[Items from a dataset]
------------

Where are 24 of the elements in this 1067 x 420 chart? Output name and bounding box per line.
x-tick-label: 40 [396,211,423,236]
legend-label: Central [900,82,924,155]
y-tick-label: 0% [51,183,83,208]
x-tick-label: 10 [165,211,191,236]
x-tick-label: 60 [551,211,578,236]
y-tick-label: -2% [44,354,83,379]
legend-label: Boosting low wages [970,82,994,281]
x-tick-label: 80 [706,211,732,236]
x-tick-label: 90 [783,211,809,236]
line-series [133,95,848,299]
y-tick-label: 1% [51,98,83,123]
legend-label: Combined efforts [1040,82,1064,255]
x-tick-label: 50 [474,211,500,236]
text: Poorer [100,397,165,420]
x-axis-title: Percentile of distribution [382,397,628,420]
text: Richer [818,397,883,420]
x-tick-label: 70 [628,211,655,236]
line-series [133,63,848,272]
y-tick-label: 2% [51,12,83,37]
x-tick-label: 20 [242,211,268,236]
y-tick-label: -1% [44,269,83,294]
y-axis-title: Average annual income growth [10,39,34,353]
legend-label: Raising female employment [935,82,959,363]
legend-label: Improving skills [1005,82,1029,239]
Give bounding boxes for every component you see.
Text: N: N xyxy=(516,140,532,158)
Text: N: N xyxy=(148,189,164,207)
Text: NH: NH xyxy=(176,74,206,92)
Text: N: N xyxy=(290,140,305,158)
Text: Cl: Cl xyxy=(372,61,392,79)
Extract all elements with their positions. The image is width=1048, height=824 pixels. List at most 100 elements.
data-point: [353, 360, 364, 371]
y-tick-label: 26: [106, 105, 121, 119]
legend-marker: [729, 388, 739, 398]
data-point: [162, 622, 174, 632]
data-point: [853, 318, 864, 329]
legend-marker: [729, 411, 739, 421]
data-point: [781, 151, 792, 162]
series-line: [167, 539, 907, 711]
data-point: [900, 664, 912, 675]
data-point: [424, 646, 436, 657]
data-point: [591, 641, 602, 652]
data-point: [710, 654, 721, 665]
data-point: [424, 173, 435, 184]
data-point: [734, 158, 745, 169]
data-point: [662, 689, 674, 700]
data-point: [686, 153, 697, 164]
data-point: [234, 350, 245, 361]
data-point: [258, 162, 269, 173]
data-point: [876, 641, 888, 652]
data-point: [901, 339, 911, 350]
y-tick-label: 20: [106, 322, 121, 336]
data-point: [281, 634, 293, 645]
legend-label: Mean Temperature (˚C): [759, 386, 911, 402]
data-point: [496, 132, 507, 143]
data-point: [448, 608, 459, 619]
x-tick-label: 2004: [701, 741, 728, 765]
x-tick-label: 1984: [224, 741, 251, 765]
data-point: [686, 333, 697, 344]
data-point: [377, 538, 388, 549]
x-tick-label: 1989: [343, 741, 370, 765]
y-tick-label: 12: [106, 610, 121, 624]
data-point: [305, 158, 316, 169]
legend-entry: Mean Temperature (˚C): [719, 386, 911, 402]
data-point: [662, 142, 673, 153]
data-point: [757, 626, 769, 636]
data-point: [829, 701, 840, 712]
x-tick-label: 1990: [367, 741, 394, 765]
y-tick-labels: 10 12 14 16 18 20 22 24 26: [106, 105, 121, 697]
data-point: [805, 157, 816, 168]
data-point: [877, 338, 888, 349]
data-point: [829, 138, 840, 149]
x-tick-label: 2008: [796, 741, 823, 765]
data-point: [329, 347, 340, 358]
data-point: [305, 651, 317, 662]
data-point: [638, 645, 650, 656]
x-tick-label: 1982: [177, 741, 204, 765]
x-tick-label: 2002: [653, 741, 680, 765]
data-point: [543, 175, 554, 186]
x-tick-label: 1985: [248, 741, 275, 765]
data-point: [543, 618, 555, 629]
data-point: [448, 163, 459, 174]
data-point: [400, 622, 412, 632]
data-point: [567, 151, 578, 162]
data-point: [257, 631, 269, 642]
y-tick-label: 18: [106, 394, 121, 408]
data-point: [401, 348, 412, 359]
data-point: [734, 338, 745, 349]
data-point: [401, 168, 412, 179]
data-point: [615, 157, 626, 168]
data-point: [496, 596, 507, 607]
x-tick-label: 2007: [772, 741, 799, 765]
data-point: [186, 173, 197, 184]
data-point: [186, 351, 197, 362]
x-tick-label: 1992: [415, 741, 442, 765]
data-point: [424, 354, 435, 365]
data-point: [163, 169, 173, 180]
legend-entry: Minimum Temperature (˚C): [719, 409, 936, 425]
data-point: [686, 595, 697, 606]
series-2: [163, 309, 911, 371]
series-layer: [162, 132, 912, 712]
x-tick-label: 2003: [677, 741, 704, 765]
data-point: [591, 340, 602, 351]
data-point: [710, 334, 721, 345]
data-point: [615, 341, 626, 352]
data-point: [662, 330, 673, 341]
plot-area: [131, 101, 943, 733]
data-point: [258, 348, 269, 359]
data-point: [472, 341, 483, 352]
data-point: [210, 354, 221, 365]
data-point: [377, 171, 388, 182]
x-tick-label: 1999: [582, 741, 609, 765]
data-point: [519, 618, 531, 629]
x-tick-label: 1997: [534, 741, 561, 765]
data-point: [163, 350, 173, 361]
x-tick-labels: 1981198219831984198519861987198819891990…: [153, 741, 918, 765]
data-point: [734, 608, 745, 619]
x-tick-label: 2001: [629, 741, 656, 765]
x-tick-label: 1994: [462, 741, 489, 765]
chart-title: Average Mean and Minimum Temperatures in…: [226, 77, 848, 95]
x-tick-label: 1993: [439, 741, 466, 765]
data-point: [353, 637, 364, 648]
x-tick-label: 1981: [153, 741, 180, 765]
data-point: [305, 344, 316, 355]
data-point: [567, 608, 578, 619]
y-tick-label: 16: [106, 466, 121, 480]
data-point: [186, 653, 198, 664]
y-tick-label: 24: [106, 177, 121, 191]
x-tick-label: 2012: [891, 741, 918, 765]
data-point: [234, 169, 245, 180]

------------

▶ [Exercise aim]:
Output every line of the items above as a Markdown table with two columns, Row and Line, and leave out any blank lines.

▶ [Complete output]:
| Row | Line |
|---|---|
| 1 | Where are 24 of the elements in this 1067 x 420 chart? Output name and bounding box per line. |
| 2 | x-tick-label: 40 [396,211,423,236] |
| 3 | legend-label: Central [900,82,924,155] |
| 4 | y-tick-label: 0% [51,183,83,208] |
| 5 | x-tick-label: 10 [165,211,191,236] |
| 6 | x-tick-label: 60 [551,211,578,236] |
| 7 | y-tick-label: -2% [44,354,83,379] |
| 8 | legend-label: Boosting low wages [970,82,994,281] |
| 9 | x-tick-label: 80 [706,211,732,236] |
| 10 | x-tick-label: 90 [783,211,809,236] |
| 11 | line-series [133,95,848,299] |
| 12 | y-tick-label: 1% [51,98,83,123] |
| 13 | legend-label: Combined efforts [1040,82,1064,255] |
| 14 | x-tick-label: 50 [474,211,500,236] |
| 15 | text: Poorer [100,397,165,420] |
| 16 | x-axis-title: Percentile of distribution [382,397,628,420] |
| 17 | text: Richer [818,397,883,420] |
| 18 | x-tick-label: 70 [628,211,655,236] |
| 19 | line-series [133,63,848,272] |
| 20 | y-tick-label: 2% [51,12,83,37] |
| 21 | x-tick-label: 20 [242,211,268,236] |
| 22 | y-tick-label: -1% [44,269,83,294] |
| 23 | y-axis-title: Average annual income growth [10,39,34,353] |
| 24 | legend-label: Raising female employment [935,82,959,363] |
| 25 | legend-label: Improving skills [1005,82,1029,239] |
| 26 | Give bounding boxes for every component you see. |
| 27 | Text: N: N xyxy=(516,140,532,158) |
| 28 | Text: N: N xyxy=(148,189,164,207) |
| 29 | Text: NH: NH xyxy=(176,74,206,92) |
| 30 | Text: N: N xyxy=(290,140,305,158) |
| 31 | Text: Cl: Cl xyxy=(372,61,392,79) |
| 32 | Extract all elements with their positions. The image is width=1048, height=824 pixels. List at most 100 elements. |
| 33 | data-point: [353, 360, 364, 371] |
| 34 | y-tick-label: 26: [106, 105, 121, 119] |
| 35 | legend-marker: [729, 388, 739, 398] |
| 36 | data-point: [162, 622, 174, 632] |
| 37 | data-point: [853, 318, 864, 329] |
| 38 | legend-marker: [729, 411, 739, 421] |
| 39 | data-point: [781, 151, 792, 162] |
| 40 | series-line: [167, 539, 907, 711] |
| 41 | data-point: [900, 664, 912, 675] |
| 42 | data-point: [424, 646, 436, 657] |
| 43 | data-point: [591, 641, 602, 652] |
| 44 | data-point: [710, 654, 721, 665] |
| 45 | data-point: [424, 173, 435, 184] |
| 46 | data-point: [734, 158, 745, 169] |
| 47 | data-point: [662, 689, 674, 700] |
| 48 | data-point: [686, 153, 697, 164] |
| 49 | data-point: [234, 350, 245, 361] |
| 50 | data-point: [258, 162, 269, 173] |
| 51 | data-point: [876, 641, 888, 652] |
| 52 | data-point: [901, 339, 911, 350] |
| 53 | y-tick-label: 20: [106, 322, 121, 336] |
| 54 | data-point: [281, 634, 293, 645] |
| 55 | legend-label: Mean Temperature (˚C): [759, 386, 911, 402] |
| 56 | data-point: [496, 132, 507, 143] |
| 57 | data-point: [448, 608, 459, 619] |
| 58 | x-tick-label: 2004: [701, 741, 728, 765] |
| 59 | x-tick-label: 1984: [224, 741, 251, 765] |
| 60 | data-point: [686, 333, 697, 344] |
| 61 | data-point: [377, 538, 388, 549] |
| 62 | x-tick-label: 1989: [343, 741, 370, 765] |
| 63 | y-tick-label: 12: [106, 610, 121, 624] |
| 64 | data-point: [305, 158, 316, 169] |
| 65 | legend-entry: Mean Temperature (˚C): [719, 386, 911, 402] |
| 66 | data-point: [662, 142, 673, 153] |
| 67 | data-point: [757, 626, 769, 636] |
| 68 | data-point: [829, 701, 840, 712] |
| 69 | x-tick-label: 1990: [367, 741, 394, 765] |
| 70 | y-tick-labels: 10 12 14 16 18 20 22 24 26: [106, 105, 121, 697] |
| 71 | data-point: [805, 157, 816, 168] |
| 72 | data-point: [877, 338, 888, 349] |
| 73 | data-point: [829, 138, 840, 149] |
| 74 | x-tick-label: 2008: [796, 741, 823, 765] |
| 75 | data-point: [329, 347, 340, 358] |
| 76 | data-point: [305, 651, 317, 662] |
| 77 | data-point: [638, 645, 650, 656] |
| 78 | x-tick-label: 1982: [177, 741, 204, 765] |
| 79 | x-tick-label: 2002: [653, 741, 680, 765] |
| 80 | data-point: [543, 175, 554, 186] |
| 81 | x-tick-label: 1985: [248, 741, 275, 765] |
| 82 | data-point: [543, 618, 555, 629] |
| 83 | data-point: [448, 163, 459, 174] |
| 84 | data-point: [400, 622, 412, 632] |
| 85 | data-point: [567, 151, 578, 162] |
| 86 | data-point: [257, 631, 269, 642] |
| 87 | y-tick-label: 18: [106, 394, 121, 408] |
| 88 | data-point: [401, 348, 412, 359] |
| 89 | data-point: [734, 338, 745, 349] |
| 90 | data-point: [401, 168, 412, 179] |
| 91 | data-point: [615, 157, 626, 168] |
| 92 | data-point: [496, 596, 507, 607] |
| 93 | x-tick-label: 2007: [772, 741, 799, 765] |
| 94 | data-point: [186, 173, 197, 184] |
| 95 | data-point: [186, 351, 197, 362] |
| 96 | x-tick-label: 1992: [415, 741, 442, 765] |
| 97 | data-point: [424, 354, 435, 365] |
| 98 | data-point: [163, 169, 173, 180] |
| 99 | legend-entry: Minimum Temperature (˚C): [719, 409, 936, 425] |
| 100 | data-point: [686, 595, 697, 606] |
| 101 | series-2: [163, 309, 911, 371] |
| 102 | series-layer: [162, 132, 912, 712] |
| 103 | x-tick-label: 2003: [677, 741, 704, 765] |
| 104 | data-point: [591, 340, 602, 351] |
| 105 | data-point: [710, 334, 721, 345] |
| 106 | data-point: [615, 341, 626, 352] |
| 107 | data-point: [662, 330, 673, 341] |
| 108 | plot-area: [131, 101, 943, 733] |
| 109 | data-point: [258, 348, 269, 359] |
| 110 | data-point: [472, 341, 483, 352] |
| 111 | data-point: [210, 354, 221, 365] |
| 112 | data-point: [377, 171, 388, 182] |
| 113 | x-tick-label: 1999: [582, 741, 609, 765] |
| 114 | data-point: [519, 618, 531, 629] |
| 115 | x-tick-label: 1997: [534, 741, 561, 765] |
| 116 | data-point: [163, 350, 173, 361] |
| 117 | x-tick-labels: 1981198219831984198519861987198819891990…: [153, 741, 918, 765] |
| 118 | data-point: [734, 608, 745, 619] |
| 119 | x-tick-label: 2001: [629, 741, 656, 765] |
| 120 | x-tick-label: 1994: [462, 741, 489, 765] |
| 121 | chart-title: Average Mean and Minimum Temperatures in…: [226, 77, 848, 95] |
| 122 | x-tick-label: 1993: [439, 741, 466, 765] |
| 123 | data-point: [353, 637, 364, 648] |
| 124 | x-tick-label: 1981: [153, 741, 180, 765] |
| 125 | data-point: [305, 344, 316, 355] |
| 126 | data-point: [567, 608, 578, 619] |
| 127 | y-tick-label: 16: [106, 466, 121, 480] |
| 128 | data-point: [186, 653, 198, 664] |
| 129 | y-tick-label: 24: [106, 177, 121, 191] |
| 130 | x-tick-label: 2012: [891, 741, 918, 765] |
| 131 | data-point: [234, 169, 245, 180] |